== Raw records
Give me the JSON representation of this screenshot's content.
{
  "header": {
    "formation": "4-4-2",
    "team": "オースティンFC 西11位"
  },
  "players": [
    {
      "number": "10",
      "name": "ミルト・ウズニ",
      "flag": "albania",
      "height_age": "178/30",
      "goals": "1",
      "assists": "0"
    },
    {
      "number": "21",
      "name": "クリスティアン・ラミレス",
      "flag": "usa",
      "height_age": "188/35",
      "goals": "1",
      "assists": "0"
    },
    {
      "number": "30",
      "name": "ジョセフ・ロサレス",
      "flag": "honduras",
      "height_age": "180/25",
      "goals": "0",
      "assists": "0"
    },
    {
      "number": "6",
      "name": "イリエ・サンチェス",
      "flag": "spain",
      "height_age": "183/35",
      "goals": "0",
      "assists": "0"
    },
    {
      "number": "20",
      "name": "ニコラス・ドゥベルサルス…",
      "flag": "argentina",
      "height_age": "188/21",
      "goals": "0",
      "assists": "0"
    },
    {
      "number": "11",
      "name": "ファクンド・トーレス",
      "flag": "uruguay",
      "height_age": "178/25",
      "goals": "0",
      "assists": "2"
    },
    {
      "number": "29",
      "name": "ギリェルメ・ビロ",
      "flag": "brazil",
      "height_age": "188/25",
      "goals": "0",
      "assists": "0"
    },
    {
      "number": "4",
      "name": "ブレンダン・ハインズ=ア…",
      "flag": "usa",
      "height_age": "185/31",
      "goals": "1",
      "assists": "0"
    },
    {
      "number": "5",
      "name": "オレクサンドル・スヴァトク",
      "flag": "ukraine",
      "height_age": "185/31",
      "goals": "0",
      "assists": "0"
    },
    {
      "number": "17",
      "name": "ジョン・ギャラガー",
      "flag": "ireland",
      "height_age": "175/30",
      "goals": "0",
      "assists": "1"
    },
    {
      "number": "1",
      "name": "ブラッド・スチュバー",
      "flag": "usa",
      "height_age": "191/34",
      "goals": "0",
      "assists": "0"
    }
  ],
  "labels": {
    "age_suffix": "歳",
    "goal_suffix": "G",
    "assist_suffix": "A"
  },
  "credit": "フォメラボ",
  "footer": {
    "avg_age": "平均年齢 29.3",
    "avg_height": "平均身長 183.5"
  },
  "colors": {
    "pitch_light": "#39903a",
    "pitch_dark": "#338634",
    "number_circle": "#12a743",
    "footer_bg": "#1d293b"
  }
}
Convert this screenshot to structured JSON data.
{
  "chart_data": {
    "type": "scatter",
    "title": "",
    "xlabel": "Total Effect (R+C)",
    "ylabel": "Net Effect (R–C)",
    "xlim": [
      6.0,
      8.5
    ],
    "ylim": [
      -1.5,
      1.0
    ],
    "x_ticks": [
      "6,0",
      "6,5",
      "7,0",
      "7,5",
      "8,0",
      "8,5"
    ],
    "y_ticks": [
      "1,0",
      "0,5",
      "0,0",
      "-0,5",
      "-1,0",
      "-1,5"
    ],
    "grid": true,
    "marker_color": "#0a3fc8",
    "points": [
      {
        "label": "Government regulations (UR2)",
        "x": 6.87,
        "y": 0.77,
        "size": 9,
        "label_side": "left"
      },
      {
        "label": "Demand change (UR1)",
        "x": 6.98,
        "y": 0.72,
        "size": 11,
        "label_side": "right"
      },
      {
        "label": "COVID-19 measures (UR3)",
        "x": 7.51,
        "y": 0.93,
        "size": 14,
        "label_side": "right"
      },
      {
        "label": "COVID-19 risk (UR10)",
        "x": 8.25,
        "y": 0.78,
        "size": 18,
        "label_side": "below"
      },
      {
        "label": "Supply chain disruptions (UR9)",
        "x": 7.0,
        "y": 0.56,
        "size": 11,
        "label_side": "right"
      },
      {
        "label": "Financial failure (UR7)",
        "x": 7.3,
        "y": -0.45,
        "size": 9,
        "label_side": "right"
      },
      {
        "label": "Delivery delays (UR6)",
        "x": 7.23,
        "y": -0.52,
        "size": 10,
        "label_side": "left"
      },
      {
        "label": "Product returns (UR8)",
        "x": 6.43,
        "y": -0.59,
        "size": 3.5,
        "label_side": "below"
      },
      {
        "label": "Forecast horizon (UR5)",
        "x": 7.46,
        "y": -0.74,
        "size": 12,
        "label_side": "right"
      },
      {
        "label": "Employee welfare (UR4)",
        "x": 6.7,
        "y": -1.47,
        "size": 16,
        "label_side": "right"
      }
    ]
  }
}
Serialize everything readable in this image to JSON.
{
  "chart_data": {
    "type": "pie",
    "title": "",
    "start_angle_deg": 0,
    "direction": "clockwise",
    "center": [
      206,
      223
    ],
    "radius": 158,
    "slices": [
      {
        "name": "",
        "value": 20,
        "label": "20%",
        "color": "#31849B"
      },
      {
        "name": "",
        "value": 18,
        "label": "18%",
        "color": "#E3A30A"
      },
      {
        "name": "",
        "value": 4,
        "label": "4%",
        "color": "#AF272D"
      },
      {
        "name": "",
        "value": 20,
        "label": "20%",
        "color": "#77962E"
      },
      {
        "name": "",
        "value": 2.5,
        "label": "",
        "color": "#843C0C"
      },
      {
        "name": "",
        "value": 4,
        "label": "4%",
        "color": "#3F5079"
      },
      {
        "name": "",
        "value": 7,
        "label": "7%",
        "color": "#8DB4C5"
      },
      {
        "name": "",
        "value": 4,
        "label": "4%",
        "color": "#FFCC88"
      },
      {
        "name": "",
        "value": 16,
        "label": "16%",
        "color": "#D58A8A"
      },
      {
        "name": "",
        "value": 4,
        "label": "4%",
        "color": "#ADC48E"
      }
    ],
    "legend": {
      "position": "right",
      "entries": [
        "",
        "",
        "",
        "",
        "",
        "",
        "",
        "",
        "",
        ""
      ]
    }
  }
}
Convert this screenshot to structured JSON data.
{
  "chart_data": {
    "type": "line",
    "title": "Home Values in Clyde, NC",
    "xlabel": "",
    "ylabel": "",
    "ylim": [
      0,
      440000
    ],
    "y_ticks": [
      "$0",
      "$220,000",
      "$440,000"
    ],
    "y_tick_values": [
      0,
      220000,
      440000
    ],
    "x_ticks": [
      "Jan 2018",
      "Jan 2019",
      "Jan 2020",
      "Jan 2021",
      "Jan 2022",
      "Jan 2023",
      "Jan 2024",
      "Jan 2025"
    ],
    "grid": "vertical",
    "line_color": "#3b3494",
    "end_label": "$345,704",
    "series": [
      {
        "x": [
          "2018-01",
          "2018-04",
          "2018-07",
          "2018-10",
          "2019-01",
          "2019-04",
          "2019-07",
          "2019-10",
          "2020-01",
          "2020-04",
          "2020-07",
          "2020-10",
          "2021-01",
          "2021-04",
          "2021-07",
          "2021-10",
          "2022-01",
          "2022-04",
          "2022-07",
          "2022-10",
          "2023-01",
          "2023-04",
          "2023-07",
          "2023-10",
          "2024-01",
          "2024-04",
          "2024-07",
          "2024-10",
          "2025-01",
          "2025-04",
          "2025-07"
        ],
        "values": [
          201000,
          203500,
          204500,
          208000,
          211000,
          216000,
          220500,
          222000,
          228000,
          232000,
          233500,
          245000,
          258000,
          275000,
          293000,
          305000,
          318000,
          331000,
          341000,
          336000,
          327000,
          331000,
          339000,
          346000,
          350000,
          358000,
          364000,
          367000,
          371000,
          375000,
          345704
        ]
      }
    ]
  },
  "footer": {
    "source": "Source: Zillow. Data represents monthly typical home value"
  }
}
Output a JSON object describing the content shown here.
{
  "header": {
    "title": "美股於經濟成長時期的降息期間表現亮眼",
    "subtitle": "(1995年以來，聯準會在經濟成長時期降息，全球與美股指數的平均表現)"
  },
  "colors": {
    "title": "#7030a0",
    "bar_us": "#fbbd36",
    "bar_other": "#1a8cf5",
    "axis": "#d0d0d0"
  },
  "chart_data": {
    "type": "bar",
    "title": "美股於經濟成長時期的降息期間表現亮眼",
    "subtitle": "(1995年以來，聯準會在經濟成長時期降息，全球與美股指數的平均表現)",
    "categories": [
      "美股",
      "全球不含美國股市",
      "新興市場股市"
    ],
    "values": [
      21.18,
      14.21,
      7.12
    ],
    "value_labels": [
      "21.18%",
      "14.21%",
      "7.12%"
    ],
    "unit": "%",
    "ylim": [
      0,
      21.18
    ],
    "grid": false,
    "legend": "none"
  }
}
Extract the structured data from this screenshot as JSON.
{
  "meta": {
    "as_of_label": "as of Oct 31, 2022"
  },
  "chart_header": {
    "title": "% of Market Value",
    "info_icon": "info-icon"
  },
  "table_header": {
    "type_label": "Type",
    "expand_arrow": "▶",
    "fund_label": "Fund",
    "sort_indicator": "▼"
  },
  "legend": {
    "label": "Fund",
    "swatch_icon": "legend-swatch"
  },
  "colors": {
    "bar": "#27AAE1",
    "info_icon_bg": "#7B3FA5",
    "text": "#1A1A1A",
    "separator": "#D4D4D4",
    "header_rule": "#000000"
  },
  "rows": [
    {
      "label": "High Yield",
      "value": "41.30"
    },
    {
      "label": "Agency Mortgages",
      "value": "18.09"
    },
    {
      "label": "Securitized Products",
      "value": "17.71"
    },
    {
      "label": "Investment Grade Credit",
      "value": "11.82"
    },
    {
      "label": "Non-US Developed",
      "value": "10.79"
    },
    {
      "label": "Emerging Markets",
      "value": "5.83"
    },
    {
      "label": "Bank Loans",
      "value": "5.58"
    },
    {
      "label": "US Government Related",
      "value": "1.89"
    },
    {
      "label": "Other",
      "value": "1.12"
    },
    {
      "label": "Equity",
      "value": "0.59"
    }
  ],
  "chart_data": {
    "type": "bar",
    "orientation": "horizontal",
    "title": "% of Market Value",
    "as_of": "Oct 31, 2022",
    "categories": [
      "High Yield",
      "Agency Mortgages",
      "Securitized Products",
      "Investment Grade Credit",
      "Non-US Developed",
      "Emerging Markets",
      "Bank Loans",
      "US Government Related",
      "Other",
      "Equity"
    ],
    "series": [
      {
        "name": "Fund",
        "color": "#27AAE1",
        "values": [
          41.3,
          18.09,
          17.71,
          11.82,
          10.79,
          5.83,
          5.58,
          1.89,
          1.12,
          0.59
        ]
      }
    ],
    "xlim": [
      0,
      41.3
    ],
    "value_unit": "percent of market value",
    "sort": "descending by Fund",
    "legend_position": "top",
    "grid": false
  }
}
====
> _What you are asked to do_
Report only the number of lines in the listing that contain the word "Securitized".

> _Response below_
2